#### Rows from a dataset

___

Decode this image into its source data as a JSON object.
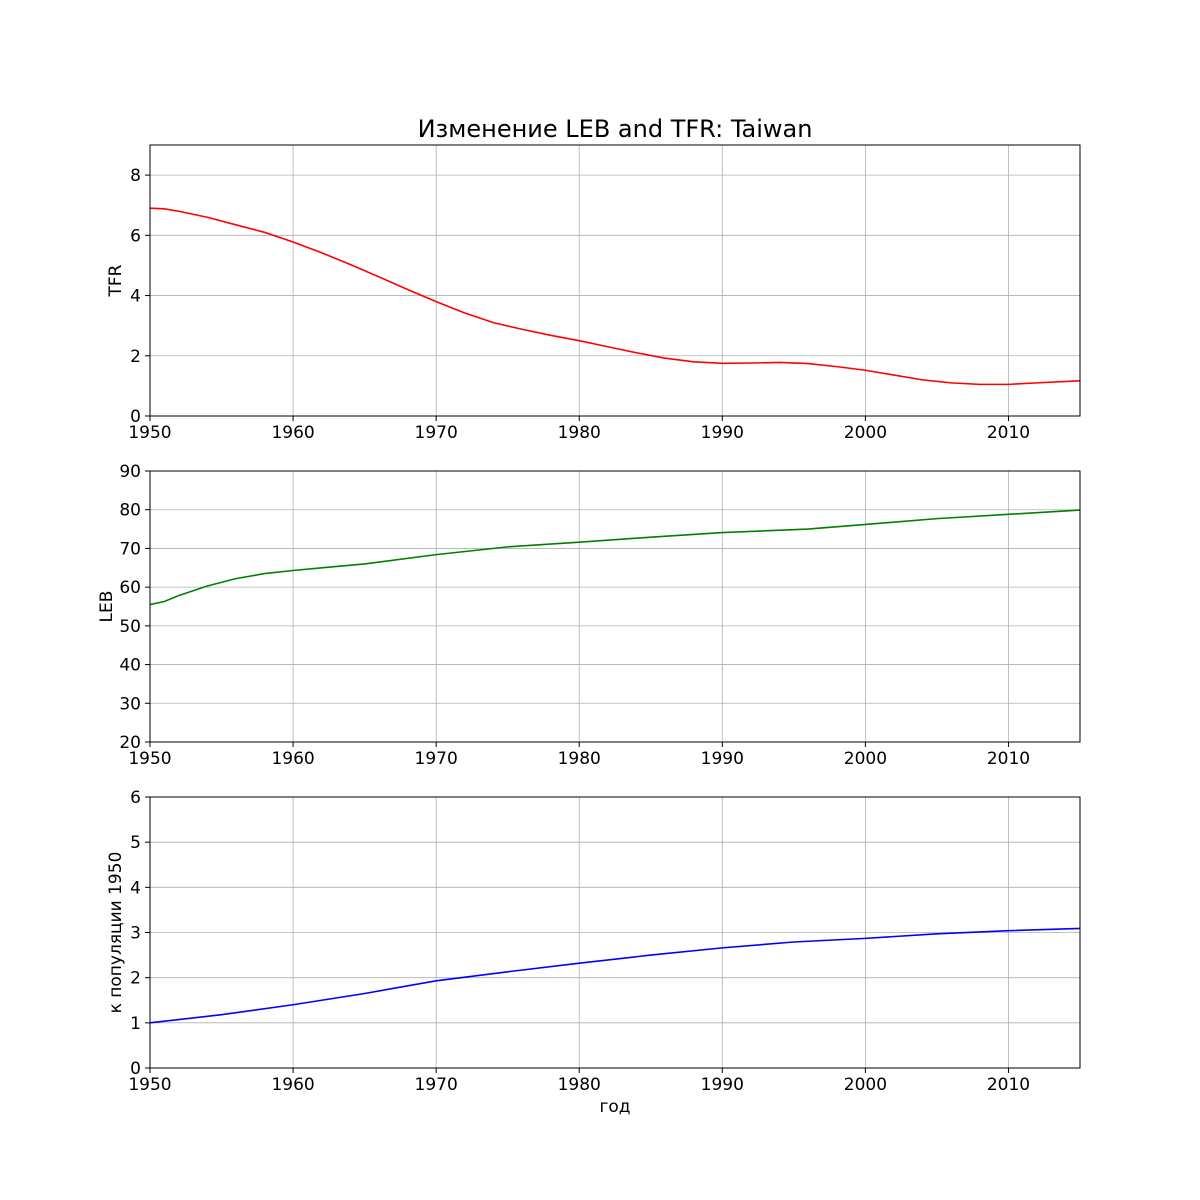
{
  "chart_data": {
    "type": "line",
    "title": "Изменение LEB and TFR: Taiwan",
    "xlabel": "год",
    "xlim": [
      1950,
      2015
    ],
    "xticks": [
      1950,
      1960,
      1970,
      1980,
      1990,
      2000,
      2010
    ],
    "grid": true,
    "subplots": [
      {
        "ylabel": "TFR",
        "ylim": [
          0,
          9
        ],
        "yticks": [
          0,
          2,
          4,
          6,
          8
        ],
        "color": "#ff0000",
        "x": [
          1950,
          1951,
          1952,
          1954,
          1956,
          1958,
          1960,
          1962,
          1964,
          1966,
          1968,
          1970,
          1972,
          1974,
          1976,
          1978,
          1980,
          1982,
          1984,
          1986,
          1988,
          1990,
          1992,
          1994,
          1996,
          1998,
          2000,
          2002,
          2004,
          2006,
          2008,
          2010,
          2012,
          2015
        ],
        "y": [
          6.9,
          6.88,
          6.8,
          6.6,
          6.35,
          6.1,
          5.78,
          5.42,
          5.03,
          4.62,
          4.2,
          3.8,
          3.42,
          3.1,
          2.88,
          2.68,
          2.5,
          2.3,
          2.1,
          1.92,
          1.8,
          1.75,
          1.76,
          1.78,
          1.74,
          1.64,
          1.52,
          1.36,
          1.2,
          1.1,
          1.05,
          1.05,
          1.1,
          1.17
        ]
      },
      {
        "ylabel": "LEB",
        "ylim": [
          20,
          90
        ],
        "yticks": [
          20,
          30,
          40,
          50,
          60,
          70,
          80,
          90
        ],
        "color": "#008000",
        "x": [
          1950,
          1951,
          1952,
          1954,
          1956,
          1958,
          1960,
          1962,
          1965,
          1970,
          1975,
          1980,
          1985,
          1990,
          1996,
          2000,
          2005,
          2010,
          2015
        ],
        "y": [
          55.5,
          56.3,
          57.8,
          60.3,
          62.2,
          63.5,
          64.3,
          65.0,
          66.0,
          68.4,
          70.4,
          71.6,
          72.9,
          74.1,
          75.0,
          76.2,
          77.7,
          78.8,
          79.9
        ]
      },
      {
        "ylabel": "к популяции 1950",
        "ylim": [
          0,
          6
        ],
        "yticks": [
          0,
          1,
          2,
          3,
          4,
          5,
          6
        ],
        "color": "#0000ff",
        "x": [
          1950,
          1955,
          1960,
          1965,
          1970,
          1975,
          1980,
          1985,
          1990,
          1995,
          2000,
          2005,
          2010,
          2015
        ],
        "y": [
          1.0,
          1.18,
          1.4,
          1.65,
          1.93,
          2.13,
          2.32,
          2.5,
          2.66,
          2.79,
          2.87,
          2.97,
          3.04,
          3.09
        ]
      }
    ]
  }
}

___

#### What the task requires
Write the records above out again exactly, with no pictures in your copy.

#### The output
Decode this image into its source data as a JSON object.
{
  "chart_data": {
    "type": "line",
    "title": "Изменение LEB and TFR: Taiwan",
    "xlabel": "год",
    "xlim": [
      1950,
      2015
    ],
    "xticks": [
      1950,
      1960,
      1970,
      1980,
      1990,
      2000,
      2010
    ],
    "grid": true,
    "subplots": [
      {
        "ylabel": "TFR",
        "ylim": [
          0,
          9
        ],
        "yticks": [
          0,
          2,
          4,
          6,
          8
        ],
        "color": "#ff0000",
        "x": [
          1950,
          1951,
          1952,
          1954,
          1956,
          1958,
          1960,
          1962,
          1964,
          1966,
          1968,
          1970,
          1972,
          1974,
          1976,
          1978,
          1980,
          1982,
          1984,
          1986,
          1988,
          1990,
          1992,
          1994,
          1996,
          1998,
          2000,
          2002,
          2004,
          2006,
          2008,
          2010,
          2012,
          2015
        ],
        "y": [
          6.9,
          6.88,
          6.8,
          6.6,
          6.35,
          6.1,
          5.78,
          5.42,
          5.03,
          4.62,
          4.2,
          3.8,
          3.42,
          3.1,
          2.88,
          2.68,
          2.5,
          2.3,
          2.1,
          1.92,
          1.8,
          1.75,
          1.76,
          1.78,
          1.74,
          1.64,
          1.52,
          1.36,
          1.2,
          1.1,
          1.05,
          1.05,
          1.1,
          1.17
        ]
      },
      {
        "ylabel": "LEB",
        "ylim": [
          20,
          90
        ],
        "yticks": [
          20,
          30,
          40,
          50,
          60,
          70,
          80,
          90
        ],
        "color": "#008000",
        "x": [
          1950,
          1951,
          1952,
          1954,
          1956,
          1958,
          1960,
          1962,
          1965,
          1970,
          1975,
          1980,
          1985,
          1990,
          1996,
          2000,
          2005,
          2010,
          2015
        ],
        "y": [
          55.5,
          56.3,
          57.8,
          60.3,
          62.2,
          63.5,
          64.3,
          65.0,
          66.0,
          68.4,
          70.4,
          71.6,
          72.9,
          74.1,
          75.0,
          76.2,
          77.7,
          78.8,
          79.9
        ]
      },
      {
        "ylabel": "к популяции 1950",
        "ylim": [
          0,
          6
        ],
        "yticks": [
          0,
          1,
          2,
          3,
          4,
          5,
          6
        ],
        "color": "#0000ff",
        "x": [
          1950,
          1955,
          1960,
          1965,
          1970,
          1975,
          1980,
          1985,
          1990,
          1995,
          2000,
          2005,
          2010,
          2015
        ],
        "y": [
          1.0,
          1.18,
          1.4,
          1.65,
          1.93,
          2.13,
          2.32,
          2.5,
          2.66,
          2.79,
          2.87,
          2.97,
          3.04,
          3.09
        ]
      }
    ]
  }
}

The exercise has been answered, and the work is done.